__To do__: Collect from the data below each line with "this".

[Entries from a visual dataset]

================================

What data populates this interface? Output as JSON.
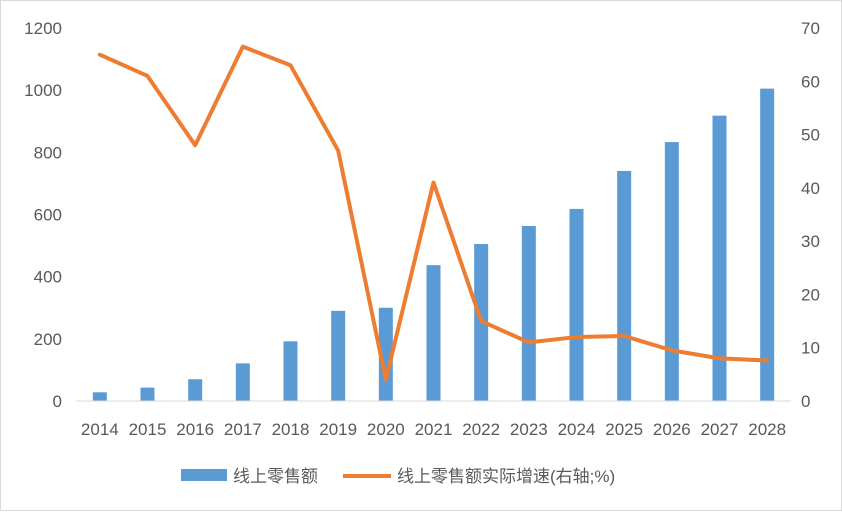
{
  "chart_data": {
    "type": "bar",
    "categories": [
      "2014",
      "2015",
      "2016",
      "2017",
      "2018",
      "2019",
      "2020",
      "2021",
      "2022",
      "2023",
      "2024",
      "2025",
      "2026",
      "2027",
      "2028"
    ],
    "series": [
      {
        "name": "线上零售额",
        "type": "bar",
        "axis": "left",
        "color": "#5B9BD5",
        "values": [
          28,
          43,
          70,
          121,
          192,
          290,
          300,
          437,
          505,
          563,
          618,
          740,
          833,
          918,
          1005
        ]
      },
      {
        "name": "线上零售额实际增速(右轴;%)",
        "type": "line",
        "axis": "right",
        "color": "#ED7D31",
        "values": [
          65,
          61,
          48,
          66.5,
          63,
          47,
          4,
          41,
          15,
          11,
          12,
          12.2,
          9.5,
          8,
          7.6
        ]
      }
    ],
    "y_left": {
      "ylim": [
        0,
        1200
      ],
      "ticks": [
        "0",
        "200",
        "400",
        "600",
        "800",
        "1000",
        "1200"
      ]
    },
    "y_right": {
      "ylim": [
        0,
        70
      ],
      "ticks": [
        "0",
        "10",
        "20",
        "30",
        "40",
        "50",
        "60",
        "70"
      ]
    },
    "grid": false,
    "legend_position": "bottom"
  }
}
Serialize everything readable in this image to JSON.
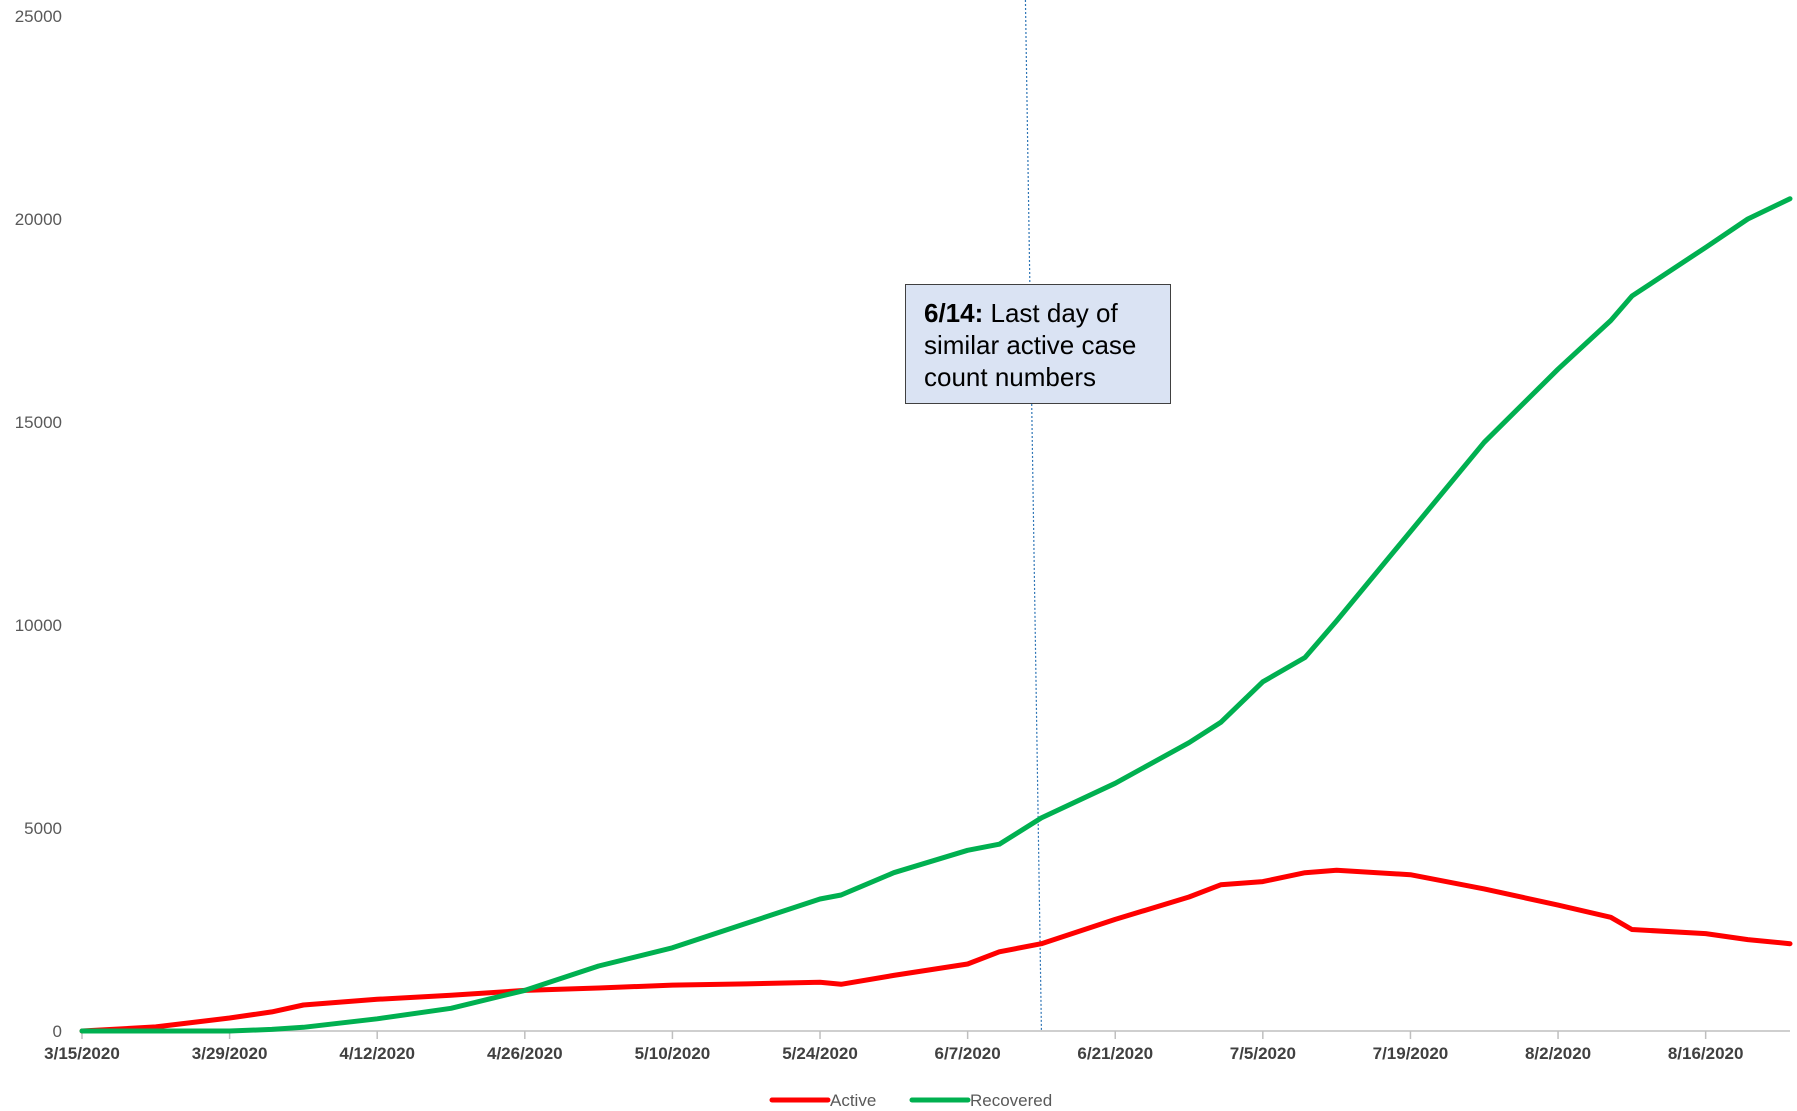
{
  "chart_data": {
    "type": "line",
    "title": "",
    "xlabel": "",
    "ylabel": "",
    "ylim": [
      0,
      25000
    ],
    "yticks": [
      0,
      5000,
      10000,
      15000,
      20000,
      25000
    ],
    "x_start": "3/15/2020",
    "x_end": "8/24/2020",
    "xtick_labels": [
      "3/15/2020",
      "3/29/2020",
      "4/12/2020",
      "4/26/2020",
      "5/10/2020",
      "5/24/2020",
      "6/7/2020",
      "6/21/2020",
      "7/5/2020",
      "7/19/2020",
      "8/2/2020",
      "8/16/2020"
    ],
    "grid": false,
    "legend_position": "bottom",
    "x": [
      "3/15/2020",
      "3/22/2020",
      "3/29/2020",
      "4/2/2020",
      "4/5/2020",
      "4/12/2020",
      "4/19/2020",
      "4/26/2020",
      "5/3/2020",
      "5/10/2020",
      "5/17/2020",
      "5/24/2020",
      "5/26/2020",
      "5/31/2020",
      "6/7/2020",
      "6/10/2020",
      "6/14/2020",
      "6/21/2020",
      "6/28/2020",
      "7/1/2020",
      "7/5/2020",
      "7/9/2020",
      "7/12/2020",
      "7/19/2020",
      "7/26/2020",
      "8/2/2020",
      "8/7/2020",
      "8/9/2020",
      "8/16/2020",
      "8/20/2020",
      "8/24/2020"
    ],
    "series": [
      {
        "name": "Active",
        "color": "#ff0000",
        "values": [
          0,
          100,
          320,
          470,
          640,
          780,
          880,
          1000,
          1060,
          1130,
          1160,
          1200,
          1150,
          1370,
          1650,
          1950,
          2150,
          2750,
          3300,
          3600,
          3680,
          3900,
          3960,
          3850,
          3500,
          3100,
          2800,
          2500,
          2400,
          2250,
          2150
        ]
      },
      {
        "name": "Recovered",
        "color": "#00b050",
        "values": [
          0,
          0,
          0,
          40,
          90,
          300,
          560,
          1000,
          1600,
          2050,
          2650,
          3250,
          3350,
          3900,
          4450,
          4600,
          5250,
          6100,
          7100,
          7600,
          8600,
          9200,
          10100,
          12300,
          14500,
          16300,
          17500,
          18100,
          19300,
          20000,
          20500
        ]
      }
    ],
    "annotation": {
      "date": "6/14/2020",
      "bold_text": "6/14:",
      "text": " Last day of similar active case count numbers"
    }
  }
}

================================

__Answer below__:
What data populates this interface? Output as JSON.
Serialize everything readable in this image to JSON.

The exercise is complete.